■ **Short problem**: Copy every line in the records below that contains the word "decarbonization".

_ _ _ _

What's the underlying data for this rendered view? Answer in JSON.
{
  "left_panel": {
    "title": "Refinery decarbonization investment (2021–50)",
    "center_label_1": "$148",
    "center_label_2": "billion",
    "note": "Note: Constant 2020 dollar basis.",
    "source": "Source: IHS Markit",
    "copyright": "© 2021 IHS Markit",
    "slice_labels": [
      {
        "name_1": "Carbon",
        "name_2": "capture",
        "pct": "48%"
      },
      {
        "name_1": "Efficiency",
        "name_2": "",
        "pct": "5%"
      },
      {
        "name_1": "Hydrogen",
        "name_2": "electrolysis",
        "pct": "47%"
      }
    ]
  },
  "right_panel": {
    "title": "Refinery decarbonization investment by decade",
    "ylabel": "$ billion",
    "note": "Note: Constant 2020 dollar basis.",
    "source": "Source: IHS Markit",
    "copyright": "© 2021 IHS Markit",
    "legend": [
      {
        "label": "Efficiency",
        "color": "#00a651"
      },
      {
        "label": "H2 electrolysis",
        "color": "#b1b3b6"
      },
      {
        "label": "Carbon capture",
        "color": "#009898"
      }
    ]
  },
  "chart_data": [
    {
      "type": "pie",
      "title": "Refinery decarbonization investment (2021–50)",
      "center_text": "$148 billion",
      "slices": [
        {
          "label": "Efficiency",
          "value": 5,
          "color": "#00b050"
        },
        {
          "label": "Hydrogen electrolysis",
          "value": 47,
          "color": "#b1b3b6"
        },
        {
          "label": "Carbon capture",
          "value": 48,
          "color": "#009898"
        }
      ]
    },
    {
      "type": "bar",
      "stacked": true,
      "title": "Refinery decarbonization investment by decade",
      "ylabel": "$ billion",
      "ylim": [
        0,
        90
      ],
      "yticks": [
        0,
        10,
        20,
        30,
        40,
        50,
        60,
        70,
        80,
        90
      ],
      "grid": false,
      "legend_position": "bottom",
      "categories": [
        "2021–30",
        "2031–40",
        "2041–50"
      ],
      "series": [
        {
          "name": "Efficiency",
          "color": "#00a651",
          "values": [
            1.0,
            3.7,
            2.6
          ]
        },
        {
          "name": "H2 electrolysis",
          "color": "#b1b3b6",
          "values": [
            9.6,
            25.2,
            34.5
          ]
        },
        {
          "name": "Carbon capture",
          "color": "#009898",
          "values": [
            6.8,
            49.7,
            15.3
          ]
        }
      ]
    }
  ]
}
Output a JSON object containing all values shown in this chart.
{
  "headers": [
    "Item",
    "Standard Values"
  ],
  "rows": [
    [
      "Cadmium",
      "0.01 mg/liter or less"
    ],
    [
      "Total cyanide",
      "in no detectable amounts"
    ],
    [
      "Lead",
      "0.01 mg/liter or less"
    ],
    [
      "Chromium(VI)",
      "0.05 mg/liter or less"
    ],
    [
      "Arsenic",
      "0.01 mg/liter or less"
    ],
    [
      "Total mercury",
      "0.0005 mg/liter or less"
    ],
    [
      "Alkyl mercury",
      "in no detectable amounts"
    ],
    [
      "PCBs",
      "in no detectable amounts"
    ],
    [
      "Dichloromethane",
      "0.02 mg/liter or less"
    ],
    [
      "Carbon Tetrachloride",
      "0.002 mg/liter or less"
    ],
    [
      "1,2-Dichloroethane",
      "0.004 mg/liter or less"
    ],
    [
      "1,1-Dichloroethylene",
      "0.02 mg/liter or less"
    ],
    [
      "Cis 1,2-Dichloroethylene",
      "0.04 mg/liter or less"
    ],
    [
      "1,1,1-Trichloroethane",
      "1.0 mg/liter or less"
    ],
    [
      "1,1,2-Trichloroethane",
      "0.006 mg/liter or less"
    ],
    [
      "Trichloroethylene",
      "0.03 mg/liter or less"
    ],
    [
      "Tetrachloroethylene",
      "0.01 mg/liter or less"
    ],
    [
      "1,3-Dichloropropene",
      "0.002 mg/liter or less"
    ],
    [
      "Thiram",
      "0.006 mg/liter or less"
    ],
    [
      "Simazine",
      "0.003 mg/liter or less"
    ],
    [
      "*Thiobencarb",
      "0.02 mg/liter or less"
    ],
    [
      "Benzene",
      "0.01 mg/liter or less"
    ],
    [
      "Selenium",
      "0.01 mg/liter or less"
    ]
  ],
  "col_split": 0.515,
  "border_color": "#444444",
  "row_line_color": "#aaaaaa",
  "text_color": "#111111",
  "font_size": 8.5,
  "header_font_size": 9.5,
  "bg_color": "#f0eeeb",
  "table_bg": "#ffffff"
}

_ _ _ _

■ **Answer to the task**:
    "title": "Refinery decarbonization investment (2021–50)",
    "title": "Refinery decarbonization investment by decade",
      "title": "Refinery decarbonization investment (2021–50)",
      "title": "Refinery decarbonization investment by decade",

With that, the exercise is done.